Records shown =
• • •

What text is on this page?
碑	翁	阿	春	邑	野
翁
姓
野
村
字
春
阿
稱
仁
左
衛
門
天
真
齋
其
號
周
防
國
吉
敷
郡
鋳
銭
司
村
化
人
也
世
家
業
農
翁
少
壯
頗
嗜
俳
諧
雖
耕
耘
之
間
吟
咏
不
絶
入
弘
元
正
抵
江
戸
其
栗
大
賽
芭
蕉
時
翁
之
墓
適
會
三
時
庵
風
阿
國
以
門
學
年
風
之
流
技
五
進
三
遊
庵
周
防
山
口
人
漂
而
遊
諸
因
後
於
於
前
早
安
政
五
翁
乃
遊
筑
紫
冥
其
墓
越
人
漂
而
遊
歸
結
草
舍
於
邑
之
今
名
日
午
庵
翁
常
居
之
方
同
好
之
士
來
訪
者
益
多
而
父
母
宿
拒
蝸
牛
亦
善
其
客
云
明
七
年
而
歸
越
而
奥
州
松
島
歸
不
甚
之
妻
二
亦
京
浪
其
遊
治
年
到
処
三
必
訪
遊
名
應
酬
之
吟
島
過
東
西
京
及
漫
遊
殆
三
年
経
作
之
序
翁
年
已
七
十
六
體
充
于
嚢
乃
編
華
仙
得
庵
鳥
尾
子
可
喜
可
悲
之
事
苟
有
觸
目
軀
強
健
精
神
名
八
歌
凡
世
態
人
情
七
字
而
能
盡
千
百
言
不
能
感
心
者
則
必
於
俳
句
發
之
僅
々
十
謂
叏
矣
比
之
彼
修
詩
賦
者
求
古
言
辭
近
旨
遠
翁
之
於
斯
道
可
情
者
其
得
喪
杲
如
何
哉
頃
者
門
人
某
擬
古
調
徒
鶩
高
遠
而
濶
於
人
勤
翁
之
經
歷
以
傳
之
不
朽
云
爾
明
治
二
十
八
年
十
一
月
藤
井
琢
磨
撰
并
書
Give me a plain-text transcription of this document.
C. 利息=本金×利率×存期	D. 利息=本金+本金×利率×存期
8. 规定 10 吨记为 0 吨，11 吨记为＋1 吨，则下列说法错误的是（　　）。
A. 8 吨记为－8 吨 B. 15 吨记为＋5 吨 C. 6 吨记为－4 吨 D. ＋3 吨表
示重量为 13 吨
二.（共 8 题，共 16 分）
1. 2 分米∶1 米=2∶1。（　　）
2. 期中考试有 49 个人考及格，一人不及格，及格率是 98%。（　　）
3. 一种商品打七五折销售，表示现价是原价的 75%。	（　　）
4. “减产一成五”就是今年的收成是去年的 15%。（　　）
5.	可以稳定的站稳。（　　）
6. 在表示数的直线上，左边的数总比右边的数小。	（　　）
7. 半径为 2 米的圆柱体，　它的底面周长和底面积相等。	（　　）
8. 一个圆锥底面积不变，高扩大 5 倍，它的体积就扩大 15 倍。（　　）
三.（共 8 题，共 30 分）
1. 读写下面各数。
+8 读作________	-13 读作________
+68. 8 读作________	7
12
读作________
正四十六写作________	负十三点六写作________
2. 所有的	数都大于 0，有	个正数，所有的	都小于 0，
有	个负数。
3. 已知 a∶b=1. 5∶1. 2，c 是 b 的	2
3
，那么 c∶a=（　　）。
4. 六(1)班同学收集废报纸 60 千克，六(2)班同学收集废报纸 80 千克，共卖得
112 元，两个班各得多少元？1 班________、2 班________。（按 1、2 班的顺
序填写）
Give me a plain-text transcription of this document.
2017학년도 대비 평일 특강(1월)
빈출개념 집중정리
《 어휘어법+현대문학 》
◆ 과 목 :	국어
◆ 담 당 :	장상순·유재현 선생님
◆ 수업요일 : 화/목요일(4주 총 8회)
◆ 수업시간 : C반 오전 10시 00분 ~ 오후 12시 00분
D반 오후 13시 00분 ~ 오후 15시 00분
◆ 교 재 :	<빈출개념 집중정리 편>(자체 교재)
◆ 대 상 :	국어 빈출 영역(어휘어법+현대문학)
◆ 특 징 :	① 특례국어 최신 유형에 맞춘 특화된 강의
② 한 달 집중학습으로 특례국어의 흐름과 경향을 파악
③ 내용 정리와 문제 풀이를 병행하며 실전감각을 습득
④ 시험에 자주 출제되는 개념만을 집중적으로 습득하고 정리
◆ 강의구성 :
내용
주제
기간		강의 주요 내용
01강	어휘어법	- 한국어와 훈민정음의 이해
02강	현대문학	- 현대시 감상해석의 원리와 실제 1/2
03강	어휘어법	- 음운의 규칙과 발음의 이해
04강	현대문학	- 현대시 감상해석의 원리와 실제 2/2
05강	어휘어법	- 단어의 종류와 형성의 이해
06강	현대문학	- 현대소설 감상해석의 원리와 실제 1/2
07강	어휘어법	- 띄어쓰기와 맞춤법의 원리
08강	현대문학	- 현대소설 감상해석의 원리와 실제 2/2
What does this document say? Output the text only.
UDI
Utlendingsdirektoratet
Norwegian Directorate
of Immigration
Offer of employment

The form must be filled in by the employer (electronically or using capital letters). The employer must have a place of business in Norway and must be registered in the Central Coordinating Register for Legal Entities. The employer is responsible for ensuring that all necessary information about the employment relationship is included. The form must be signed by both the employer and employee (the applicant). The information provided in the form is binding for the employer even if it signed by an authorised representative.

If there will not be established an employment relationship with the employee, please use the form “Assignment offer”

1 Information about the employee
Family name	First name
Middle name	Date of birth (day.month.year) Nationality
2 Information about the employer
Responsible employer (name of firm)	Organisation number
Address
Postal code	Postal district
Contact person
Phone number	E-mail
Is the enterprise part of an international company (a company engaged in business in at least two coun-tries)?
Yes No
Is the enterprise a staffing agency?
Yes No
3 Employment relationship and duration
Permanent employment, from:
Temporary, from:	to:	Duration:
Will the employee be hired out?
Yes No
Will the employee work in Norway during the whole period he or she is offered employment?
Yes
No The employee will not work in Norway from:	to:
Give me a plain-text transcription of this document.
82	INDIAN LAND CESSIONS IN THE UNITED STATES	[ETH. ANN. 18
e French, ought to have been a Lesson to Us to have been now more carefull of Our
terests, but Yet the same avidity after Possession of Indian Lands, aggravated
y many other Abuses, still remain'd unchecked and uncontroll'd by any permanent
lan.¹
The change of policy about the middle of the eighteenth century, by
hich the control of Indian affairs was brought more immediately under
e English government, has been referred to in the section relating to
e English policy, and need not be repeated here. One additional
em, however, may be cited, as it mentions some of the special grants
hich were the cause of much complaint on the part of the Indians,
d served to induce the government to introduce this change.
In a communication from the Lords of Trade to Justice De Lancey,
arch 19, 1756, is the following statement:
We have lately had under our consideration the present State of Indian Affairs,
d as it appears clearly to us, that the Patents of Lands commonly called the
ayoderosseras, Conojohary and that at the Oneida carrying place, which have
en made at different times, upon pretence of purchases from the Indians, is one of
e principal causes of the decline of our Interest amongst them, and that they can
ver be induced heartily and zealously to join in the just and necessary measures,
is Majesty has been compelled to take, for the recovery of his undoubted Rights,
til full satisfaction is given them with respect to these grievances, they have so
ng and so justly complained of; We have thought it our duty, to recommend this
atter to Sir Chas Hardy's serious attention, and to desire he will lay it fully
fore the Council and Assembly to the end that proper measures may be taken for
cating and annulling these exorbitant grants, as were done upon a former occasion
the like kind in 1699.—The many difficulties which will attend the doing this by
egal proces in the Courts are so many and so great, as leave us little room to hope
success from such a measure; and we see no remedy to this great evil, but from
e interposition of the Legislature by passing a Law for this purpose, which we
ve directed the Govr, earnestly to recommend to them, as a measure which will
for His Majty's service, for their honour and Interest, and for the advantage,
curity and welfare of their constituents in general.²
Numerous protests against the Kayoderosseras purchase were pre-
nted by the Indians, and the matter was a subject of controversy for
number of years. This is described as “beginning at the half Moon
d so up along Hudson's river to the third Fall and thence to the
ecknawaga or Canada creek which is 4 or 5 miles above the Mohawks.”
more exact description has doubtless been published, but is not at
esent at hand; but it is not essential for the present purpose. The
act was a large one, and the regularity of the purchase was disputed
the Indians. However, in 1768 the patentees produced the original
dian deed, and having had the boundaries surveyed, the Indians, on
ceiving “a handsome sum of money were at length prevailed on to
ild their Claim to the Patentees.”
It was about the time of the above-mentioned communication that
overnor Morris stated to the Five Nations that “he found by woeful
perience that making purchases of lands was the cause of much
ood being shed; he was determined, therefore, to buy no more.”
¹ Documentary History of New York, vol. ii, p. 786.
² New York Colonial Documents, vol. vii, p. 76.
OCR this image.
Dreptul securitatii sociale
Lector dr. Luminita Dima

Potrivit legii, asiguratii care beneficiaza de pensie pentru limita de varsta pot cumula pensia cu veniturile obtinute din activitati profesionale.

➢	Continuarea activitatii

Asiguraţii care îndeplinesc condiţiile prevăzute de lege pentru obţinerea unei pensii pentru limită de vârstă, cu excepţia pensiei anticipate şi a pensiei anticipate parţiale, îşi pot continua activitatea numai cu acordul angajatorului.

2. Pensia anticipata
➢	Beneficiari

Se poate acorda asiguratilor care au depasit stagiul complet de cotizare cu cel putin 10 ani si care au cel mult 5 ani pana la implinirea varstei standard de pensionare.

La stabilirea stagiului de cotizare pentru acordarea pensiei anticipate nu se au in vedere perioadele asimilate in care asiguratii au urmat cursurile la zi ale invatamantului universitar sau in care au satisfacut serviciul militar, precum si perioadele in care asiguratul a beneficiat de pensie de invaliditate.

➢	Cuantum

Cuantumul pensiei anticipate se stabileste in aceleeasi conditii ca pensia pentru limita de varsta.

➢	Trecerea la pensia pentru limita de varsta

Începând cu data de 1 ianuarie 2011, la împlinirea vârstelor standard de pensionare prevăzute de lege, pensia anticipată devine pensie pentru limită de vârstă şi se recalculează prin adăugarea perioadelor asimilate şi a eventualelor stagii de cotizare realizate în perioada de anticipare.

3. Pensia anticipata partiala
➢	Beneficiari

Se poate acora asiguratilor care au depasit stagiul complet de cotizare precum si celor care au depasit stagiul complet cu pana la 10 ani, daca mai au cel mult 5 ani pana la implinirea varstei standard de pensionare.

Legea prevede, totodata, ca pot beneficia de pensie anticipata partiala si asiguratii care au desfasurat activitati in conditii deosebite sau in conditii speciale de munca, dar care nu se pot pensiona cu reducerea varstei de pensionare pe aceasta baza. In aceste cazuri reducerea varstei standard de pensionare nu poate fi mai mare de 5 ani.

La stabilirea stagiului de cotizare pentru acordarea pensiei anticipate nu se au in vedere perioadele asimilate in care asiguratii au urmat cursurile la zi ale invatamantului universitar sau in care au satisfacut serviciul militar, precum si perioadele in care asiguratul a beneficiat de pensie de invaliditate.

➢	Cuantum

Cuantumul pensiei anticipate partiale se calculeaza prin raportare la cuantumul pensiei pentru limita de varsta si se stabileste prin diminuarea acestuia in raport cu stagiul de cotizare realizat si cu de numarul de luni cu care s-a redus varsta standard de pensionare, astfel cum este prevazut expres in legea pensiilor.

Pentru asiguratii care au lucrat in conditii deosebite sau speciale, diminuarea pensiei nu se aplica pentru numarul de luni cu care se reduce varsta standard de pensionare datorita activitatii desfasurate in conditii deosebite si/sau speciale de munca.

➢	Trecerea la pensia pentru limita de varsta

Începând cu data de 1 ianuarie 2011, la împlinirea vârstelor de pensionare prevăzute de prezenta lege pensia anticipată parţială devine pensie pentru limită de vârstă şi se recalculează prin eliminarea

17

• • •

Set task = Search the entries for the word "Cuantumul", then gather every line that has it.

Finished exercise =
Cuantumul pensiei anticipate se stabileste in aceleeasi conditii ca pensia pentru limita de varsta.
Cuantumul pensiei anticipate partiale se calculeaza prin raportare la cuantumul pensiei pentru limita de varsta si se stabileste prin diminuarea acestuia in raport cu stagiul de cotizare realizat si cu de numarul de luni cu care s-a redus varsta standard de pensionare, astfel cum este prevazut expres in legea pensiilor.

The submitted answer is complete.